[[ Data for this task open ]]

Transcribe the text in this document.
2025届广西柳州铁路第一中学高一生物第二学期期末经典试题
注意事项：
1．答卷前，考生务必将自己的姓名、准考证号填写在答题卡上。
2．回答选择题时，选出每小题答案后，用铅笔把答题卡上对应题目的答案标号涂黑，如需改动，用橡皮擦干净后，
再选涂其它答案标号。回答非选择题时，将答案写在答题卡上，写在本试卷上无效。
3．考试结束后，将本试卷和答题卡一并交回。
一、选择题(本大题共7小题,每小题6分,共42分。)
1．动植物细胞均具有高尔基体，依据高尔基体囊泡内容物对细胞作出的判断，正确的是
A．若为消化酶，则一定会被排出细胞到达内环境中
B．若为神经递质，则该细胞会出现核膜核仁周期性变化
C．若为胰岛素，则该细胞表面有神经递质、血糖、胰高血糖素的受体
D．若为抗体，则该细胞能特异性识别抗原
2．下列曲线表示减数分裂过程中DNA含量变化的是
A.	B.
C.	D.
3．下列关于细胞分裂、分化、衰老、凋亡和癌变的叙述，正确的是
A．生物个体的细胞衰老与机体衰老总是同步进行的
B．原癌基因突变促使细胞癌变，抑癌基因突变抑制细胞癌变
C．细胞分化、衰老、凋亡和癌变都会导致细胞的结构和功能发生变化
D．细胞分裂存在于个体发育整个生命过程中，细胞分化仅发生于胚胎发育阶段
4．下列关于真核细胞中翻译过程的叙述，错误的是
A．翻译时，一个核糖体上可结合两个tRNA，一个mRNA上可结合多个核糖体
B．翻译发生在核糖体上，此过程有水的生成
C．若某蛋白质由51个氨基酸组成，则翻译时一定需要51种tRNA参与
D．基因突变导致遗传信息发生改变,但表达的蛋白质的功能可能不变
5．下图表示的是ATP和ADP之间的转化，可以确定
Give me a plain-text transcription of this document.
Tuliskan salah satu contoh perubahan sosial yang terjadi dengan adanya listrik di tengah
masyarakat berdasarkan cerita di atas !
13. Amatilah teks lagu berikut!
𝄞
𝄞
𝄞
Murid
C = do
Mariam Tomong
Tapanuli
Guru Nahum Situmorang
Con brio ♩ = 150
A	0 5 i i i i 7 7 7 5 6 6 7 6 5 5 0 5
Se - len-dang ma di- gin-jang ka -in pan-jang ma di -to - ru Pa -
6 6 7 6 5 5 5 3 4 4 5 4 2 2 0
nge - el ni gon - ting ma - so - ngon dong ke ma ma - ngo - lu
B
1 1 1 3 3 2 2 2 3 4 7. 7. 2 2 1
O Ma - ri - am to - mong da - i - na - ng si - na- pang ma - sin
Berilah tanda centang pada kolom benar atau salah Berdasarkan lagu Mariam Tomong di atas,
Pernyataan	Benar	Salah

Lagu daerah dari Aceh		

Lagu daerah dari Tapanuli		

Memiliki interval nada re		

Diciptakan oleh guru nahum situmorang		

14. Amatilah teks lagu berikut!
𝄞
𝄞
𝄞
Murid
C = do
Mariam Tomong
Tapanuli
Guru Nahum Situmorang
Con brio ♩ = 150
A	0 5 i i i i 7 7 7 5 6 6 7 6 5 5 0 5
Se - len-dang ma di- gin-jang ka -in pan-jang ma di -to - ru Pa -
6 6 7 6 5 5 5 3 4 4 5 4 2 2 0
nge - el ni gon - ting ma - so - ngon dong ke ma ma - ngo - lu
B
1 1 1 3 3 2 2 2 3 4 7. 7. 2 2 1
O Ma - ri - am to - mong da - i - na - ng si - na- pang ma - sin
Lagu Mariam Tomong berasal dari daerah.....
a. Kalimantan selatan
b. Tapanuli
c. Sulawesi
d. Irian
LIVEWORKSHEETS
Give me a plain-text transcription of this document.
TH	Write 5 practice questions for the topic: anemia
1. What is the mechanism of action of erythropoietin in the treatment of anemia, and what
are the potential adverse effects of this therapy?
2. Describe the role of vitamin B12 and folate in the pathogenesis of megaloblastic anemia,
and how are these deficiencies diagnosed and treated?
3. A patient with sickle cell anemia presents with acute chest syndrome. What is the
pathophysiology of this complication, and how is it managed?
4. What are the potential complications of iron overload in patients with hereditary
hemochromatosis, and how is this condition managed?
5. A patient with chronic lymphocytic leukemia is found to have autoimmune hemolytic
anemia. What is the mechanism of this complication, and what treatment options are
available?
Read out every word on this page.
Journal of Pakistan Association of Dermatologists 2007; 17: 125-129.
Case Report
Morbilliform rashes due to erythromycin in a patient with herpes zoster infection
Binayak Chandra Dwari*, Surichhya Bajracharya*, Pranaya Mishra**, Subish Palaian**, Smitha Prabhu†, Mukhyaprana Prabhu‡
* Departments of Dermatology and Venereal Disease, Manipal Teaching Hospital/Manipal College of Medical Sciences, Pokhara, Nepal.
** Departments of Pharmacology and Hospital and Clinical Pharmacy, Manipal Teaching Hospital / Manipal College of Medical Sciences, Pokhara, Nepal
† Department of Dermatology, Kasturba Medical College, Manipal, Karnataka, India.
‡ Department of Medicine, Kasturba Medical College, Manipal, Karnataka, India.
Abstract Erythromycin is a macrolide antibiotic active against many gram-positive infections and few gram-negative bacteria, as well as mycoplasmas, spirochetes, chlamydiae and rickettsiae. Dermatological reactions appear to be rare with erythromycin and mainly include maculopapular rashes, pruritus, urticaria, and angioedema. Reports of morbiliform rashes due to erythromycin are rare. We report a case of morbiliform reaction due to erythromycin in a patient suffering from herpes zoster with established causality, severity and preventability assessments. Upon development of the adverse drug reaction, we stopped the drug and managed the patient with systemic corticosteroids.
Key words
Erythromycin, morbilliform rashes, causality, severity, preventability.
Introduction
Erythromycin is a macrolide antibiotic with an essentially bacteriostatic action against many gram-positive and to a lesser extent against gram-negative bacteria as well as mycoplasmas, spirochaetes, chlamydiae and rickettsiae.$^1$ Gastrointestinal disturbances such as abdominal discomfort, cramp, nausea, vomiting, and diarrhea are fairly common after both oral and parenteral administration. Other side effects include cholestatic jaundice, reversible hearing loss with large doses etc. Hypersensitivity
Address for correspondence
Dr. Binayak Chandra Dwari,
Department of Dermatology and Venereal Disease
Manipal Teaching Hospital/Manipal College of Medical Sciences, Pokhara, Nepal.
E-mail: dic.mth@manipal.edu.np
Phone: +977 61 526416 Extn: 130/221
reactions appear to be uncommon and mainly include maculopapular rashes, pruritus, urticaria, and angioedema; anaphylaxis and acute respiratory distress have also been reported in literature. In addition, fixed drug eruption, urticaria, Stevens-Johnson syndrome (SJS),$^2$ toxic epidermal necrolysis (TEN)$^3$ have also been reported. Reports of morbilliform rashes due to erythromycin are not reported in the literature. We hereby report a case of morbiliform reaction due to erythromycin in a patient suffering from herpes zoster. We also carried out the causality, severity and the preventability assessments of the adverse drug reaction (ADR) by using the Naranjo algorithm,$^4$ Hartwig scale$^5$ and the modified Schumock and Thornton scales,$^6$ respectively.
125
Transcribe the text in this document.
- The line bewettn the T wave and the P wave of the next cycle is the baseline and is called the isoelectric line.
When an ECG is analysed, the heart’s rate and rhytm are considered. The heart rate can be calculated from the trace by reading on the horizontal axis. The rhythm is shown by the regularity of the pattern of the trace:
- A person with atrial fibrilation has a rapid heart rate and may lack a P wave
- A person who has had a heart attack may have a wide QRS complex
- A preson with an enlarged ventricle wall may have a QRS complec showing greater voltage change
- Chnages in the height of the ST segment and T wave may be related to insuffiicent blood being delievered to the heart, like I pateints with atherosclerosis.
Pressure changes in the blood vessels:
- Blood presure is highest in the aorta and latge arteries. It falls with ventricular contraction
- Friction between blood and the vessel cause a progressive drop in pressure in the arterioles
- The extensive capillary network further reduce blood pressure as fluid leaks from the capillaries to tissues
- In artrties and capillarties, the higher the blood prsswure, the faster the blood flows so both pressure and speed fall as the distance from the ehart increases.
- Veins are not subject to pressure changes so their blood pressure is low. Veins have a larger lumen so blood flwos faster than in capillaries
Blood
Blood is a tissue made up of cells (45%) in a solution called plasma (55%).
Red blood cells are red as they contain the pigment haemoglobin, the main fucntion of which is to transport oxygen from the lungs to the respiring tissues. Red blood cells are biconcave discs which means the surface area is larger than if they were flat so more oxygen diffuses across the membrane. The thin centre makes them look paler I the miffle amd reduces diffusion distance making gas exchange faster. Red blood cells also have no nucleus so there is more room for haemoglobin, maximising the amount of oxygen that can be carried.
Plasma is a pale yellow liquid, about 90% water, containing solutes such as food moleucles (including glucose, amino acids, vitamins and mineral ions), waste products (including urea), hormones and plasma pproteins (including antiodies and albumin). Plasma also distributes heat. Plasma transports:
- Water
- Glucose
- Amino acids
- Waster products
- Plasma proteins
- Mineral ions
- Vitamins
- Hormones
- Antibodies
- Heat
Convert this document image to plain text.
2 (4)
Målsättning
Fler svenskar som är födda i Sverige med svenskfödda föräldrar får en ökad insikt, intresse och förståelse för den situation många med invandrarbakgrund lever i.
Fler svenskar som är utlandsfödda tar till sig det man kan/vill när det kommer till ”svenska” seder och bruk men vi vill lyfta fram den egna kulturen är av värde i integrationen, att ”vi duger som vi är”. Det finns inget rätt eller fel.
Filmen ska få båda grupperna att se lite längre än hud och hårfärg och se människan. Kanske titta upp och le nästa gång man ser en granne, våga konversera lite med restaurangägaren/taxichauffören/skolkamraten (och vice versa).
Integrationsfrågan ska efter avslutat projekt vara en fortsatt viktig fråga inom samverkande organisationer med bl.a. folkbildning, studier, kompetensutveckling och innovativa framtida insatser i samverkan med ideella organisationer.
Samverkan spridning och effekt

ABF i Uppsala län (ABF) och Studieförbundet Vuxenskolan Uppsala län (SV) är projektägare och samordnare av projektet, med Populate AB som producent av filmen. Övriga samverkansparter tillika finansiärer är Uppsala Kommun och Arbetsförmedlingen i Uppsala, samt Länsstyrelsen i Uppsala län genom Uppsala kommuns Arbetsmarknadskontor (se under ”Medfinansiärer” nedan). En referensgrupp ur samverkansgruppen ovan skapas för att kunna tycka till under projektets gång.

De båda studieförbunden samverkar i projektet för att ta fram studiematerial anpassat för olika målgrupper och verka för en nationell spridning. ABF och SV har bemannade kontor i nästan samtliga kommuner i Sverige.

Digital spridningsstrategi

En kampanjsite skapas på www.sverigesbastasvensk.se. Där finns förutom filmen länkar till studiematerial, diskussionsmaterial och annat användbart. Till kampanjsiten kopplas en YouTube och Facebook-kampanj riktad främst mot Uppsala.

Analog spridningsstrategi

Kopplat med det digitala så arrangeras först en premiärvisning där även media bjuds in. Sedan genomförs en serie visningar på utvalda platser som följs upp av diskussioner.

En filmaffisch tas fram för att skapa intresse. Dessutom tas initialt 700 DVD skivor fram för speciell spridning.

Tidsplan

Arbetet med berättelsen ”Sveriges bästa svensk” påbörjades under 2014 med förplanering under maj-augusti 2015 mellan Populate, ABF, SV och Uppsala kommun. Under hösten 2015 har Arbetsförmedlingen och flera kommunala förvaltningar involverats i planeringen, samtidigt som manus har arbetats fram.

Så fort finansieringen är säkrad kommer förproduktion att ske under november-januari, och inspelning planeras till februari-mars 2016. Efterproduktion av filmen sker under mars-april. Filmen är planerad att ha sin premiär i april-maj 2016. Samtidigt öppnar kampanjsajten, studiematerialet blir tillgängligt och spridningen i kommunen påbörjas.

[[ Data for this task closed ]]

What to work on:
From the entries, copy every line in which the string "Mariam" can be found.

Response:
Mariam Tomong
Berilah tanda centang pada kolom benar atau salah Berdasarkan lagu Mariam Tomong di atas,
Mariam Tomong
Lagu Mariam Tomong berasal dari daerah.....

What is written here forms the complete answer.